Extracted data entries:
begin

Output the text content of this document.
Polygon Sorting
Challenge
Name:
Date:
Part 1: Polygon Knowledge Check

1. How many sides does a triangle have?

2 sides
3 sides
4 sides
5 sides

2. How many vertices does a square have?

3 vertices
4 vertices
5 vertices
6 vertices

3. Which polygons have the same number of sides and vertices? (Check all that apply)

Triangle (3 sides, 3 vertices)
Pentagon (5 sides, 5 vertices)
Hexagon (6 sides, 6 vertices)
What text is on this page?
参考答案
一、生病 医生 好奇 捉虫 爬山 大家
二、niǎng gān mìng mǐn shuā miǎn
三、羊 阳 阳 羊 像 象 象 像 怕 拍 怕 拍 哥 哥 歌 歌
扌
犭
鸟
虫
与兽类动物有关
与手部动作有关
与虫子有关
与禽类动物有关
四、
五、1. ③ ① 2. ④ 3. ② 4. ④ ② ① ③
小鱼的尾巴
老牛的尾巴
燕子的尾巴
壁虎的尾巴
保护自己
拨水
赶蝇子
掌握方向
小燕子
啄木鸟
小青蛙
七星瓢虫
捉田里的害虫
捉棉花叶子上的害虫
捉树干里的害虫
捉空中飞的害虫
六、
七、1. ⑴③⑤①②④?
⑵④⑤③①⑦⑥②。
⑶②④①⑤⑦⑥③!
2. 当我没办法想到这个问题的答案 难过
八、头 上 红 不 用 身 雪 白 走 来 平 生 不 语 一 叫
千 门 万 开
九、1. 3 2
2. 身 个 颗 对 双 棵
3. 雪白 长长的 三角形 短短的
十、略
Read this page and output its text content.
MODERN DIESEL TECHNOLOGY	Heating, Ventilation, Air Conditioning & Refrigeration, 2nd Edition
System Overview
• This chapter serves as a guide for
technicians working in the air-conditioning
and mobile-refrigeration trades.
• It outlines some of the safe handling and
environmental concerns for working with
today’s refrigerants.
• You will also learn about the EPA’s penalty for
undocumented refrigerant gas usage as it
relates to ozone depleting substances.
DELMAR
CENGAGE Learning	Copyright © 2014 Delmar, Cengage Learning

end

> REQUIREMENT: Go through the data above and find the lines with the word "vertices". Copy each of those lines.

> REPLY TO THE EXERCISE:
2. How many vertices does a square have?
3 vertices
4 vertices
5 vertices
6 vertices
3. Which polygons have the same number of sides and vertices? (Check all that apply)
Triangle (3 sides, 3 vertices)
Pentagon (5 sides, 5 vertices)
Hexagon (6 sides, 6 vertices)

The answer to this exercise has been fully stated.